_WORK TO COMPLETE_
Locate each line in the records containing "приложение". Copy it.

_EXERCISE INPUT_
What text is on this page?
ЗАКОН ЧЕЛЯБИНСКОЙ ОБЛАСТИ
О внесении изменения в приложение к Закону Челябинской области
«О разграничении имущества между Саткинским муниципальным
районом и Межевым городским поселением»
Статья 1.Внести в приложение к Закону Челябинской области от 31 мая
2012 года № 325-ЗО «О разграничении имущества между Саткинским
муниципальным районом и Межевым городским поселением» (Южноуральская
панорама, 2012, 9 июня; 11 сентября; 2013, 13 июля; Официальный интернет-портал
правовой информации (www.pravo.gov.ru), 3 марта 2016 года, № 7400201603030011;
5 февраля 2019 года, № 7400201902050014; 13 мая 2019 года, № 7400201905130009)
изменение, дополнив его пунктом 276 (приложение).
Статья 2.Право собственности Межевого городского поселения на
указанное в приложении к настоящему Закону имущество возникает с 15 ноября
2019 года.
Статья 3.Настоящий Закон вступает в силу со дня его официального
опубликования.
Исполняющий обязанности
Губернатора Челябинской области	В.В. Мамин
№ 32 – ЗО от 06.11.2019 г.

_TASK ANSWER_
О внесении изменения в приложение к Закону Челябинской области
Статья 1.Внести в приложение к Закону Челябинской области от 31 мая
изменение, дополнив его пунктом 276 (приложение).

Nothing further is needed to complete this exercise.